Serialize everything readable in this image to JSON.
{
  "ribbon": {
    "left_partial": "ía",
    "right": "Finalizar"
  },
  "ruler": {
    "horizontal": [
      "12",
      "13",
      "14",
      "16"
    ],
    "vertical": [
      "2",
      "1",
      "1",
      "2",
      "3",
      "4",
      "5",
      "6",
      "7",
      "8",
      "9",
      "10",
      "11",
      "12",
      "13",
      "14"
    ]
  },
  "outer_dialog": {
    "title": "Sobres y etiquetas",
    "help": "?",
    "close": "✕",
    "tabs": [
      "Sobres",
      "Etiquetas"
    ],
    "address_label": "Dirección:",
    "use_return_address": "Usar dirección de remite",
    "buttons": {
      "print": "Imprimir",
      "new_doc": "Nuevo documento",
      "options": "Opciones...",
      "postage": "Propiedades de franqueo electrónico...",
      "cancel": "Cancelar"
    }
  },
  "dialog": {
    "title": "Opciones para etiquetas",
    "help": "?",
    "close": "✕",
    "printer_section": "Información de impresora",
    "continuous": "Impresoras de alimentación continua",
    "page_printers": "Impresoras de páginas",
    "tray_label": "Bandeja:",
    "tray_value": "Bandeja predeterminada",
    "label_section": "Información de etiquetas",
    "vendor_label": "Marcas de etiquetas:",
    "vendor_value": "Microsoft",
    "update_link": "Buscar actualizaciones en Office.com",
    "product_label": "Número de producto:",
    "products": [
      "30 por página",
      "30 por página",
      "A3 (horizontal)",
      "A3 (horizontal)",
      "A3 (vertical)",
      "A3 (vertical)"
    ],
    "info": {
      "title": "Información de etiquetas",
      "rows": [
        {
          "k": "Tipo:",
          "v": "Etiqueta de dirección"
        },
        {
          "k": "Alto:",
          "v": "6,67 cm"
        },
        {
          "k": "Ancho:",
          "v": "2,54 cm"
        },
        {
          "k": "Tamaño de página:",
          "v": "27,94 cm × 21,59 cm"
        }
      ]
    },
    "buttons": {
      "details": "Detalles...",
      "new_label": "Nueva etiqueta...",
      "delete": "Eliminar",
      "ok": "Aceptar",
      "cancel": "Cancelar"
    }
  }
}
_ _ _ _ _ _ _
* EXERCISE:
Retype all of the material above with every character intact.

* EXPECTED OUTPUT:
Serialize everything readable in this image to JSON.
{
  "ribbon": {
    "left_partial": "ía",
    "right": "Finalizar"
  },
  "ruler": {
    "horizontal": [
      "12",
      "13",
      "14",
      "16"
    ],
    "vertical": [
      "2",
      "1",
      "1",
      "2",
      "3",
      "4",
      "5",
      "6",
      "7",
      "8",
      "9",
      "10",
      "11",
      "12",
      "13",
      "14"
    ]
  },
  "outer_dialog": {
    "title": "Sobres y etiquetas",
    "help": "?",
    "close": "✕",
    "tabs": [
      "Sobres",
      "Etiquetas"
    ],
    "address_label": "Dirección:",
    "use_return_address": "Usar dirección de remite",
    "buttons": {
      "print": "Imprimir",
      "new_doc": "Nuevo documento",
      "options": "Opciones...",
      "postage": "Propiedades de franqueo electrónico...",
      "cancel": "Cancelar"
    }
  },
  "dialog": {
    "title": "Opciones para etiquetas",
    "help": "?",
    "close": "✕",
    "printer_section": "Información de impresora",
    "continuous": "Impresoras de alimentación continua",
    "page_printers": "Impresoras de páginas",
    "tray_label": "Bandeja:",
    "tray_value": "Bandeja predeterminada",
    "label_section": "Información de etiquetas",
    "vendor_label": "Marcas de etiquetas:",
    "vendor_value": "Microsoft",
    "update_link": "Buscar actualizaciones en Office.com",
    "product_label": "Número de producto:",
    "products": [
      "30 por página",
      "30 por página",
      "A3 (horizontal)",
      "A3 (horizontal)",
      "A3 (vertical)",
      "A3 (vertical)"
    ],
    "info": {
      "title": "Información de etiquetas",
      "rows": [
        {
          "k": "Tipo:",
          "v": "Etiqueta de dirección"
        },
        {
          "k": "Alto:",
          "v": "6,67 cm"
        },
        {
          "k": "Ancho:",
          "v": "2,54 cm"
        },
        {
          "k": "Tamaño de página:",
          "v": "27,94 cm × 21,59 cm"
        }
      ]
    },
    "buttons": {
      "details": "Detalles...",
      "new_label": "Nueva etiqueta...",
      "delete": "Eliminar",
      "ok": "Aceptar",
      "cancel": "Cancelar"
    }
  }
}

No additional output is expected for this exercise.